EXERCISE REQUIREMENTS. Set down the full listing exactly as given. Any pictures are to be left out.

Collected data entries:
##########

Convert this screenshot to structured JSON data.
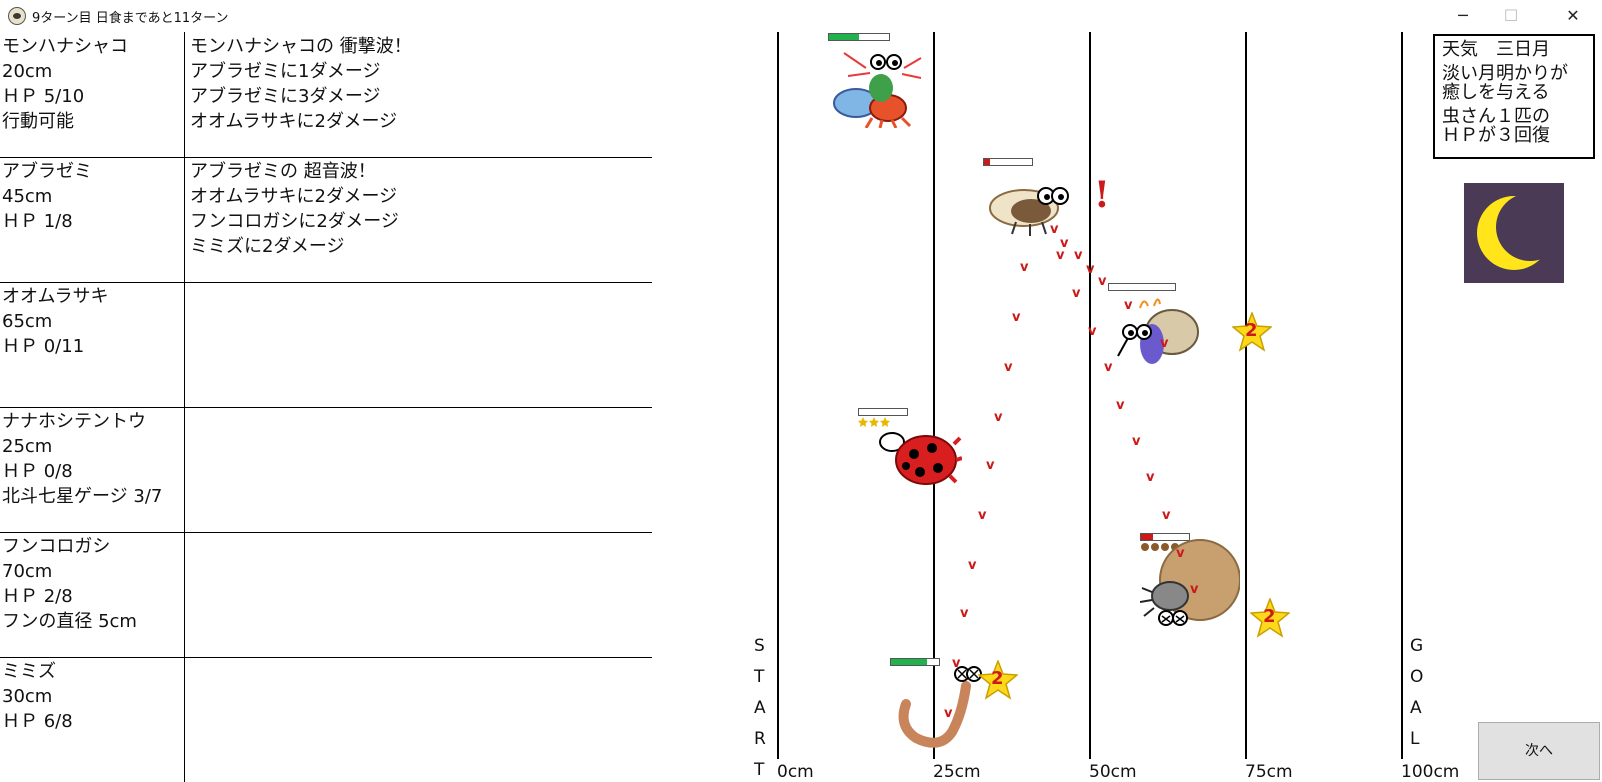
{
  "window": {
    "title": "9ターン目 日食まであと11ターン",
    "minimize": "─",
    "maximize": "☐",
    "close": "✕"
  },
  "creatures": [
    {
      "name": "モンハナシャコ",
      "dist": "20cm",
      "hp": "ＨＰ 5/10",
      "extra": "行動可能",
      "log": [
        "モンハナシャコの 衝撃波！",
        "アブラゼミに1ダメージ",
        "アブラゼミに3ダメージ",
        "オオムラサキに2ダメージ"
      ]
    },
    {
      "name": "アブラゼミ",
      "dist": "45cm",
      "hp": "ＨＰ 1/8",
      "extra": "",
      "log": [
        "アブラゼミの 超音波！",
        "オオムラサキに2ダメージ",
        "フンコロガシに2ダメージ",
        "ミミズに2ダメージ"
      ]
    },
    {
      "name": "オオムラサキ",
      "dist": "65cm",
      "hp": "ＨＰ 0/11",
      "extra": "",
      "log": []
    },
    {
      "name": "ナナホシテントウ",
      "dist": "25cm",
      "hp": "ＨＰ 0/8",
      "extra": "北斗七星ゲージ 3/7",
      "log": []
    },
    {
      "name": "フンコロガシ",
      "dist": "70cm",
      "hp": "ＨＰ 2/8",
      "extra": "フンの直径 5cm",
      "log": []
    },
    {
      "name": "ミミズ",
      "dist": "30cm",
      "hp": "ＨＰ 6/8",
      "extra": "",
      "log": []
    }
  ],
  "track": {
    "ticks": [
      "0cm",
      "25cm",
      "50cm",
      "75cm",
      "100cm"
    ],
    "start_letters": [
      "S",
      "T",
      "A",
      "R",
      "T"
    ],
    "goal_letters": [
      "G",
      "O",
      "A",
      "L"
    ]
  },
  "weather": {
    "line1": "天気　三日月",
    "line2": "淡い月明かりが",
    "line3": "癒しを与える",
    "line4": "虫さん１匹の",
    "line5": "ＨＰが３回復"
  },
  "markers": {
    "alert": "!",
    "attack": "v",
    "star_number": "2"
  },
  "hp_levels": [
    0.5,
    0.125,
    0.0,
    0.0,
    0.25,
    0.75
  ],
  "colors": {
    "hp_green": "#22b14c",
    "hp_red": "#cc1a1a",
    "moon_bg": "#4a3a55",
    "moon": "#ffe51a",
    "star": "#ffd81a",
    "button_bg": "#e1e1e1"
  },
  "next_button": "次へ"
}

##########

TASK SOLUTION.
Convert this screenshot to structured JSON data.
{
  "window": {
    "title": "9ターン目 日食まであと11ターン",
    "minimize": "─",
    "maximize": "☐",
    "close": "✕"
  },
  "creatures": [
    {
      "name": "モンハナシャコ",
      "dist": "20cm",
      "hp": "ＨＰ 5/10",
      "extra": "行動可能",
      "log": [
        "モンハナシャコの 衝撃波！",
        "アブラゼミに1ダメージ",
        "アブラゼミに3ダメージ",
        "オオムラサキに2ダメージ"
      ]
    },
    {
      "name": "アブラゼミ",
      "dist": "45cm",
      "hp": "ＨＰ 1/8",
      "extra": "",
      "log": [
        "アブラゼミの 超音波！",
        "オオムラサキに2ダメージ",
        "フンコロガシに2ダメージ",
        "ミミズに2ダメージ"
      ]
    },
    {
      "name": "オオムラサキ",
      "dist": "65cm",
      "hp": "ＨＰ 0/11",
      "extra": "",
      "log": []
    },
    {
      "name": "ナナホシテントウ",
      "dist": "25cm",
      "hp": "ＨＰ 0/8",
      "extra": "北斗七星ゲージ 3/7",
      "log": []
    },
    {
      "name": "フンコロガシ",
      "dist": "70cm",
      "hp": "ＨＰ 2/8",
      "extra": "フンの直径 5cm",
      "log": []
    },
    {
      "name": "ミミズ",
      "dist": "30cm",
      "hp": "ＨＰ 6/8",
      "extra": "",
      "log": []
    }
  ],
  "track": {
    "ticks": [
      "0cm",
      "25cm",
      "50cm",
      "75cm",
      "100cm"
    ],
    "start_letters": [
      "S",
      "T",
      "A",
      "R",
      "T"
    ],
    "goal_letters": [
      "G",
      "O",
      "A",
      "L"
    ]
  },
  "weather": {
    "line1": "天気　三日月",
    "line2": "淡い月明かりが",
    "line3": "癒しを与える",
    "line4": "虫さん１匹の",
    "line5": "ＨＰが３回復"
  },
  "markers": {
    "alert": "!",
    "attack": "v",
    "star_number": "2"
  },
  "hp_levels": [
    0.5,
    0.125,
    0.0,
    0.0,
    0.25,
    0.75
  ],
  "colors": {
    "hp_green": "#22b14c",
    "hp_red": "#cc1a1a",
    "moon_bg": "#4a3a55",
    "moon": "#ffe51a",
    "star": "#ffd81a",
    "button_bg": "#e1e1e1"
  },
  "next_button": "次へ"
}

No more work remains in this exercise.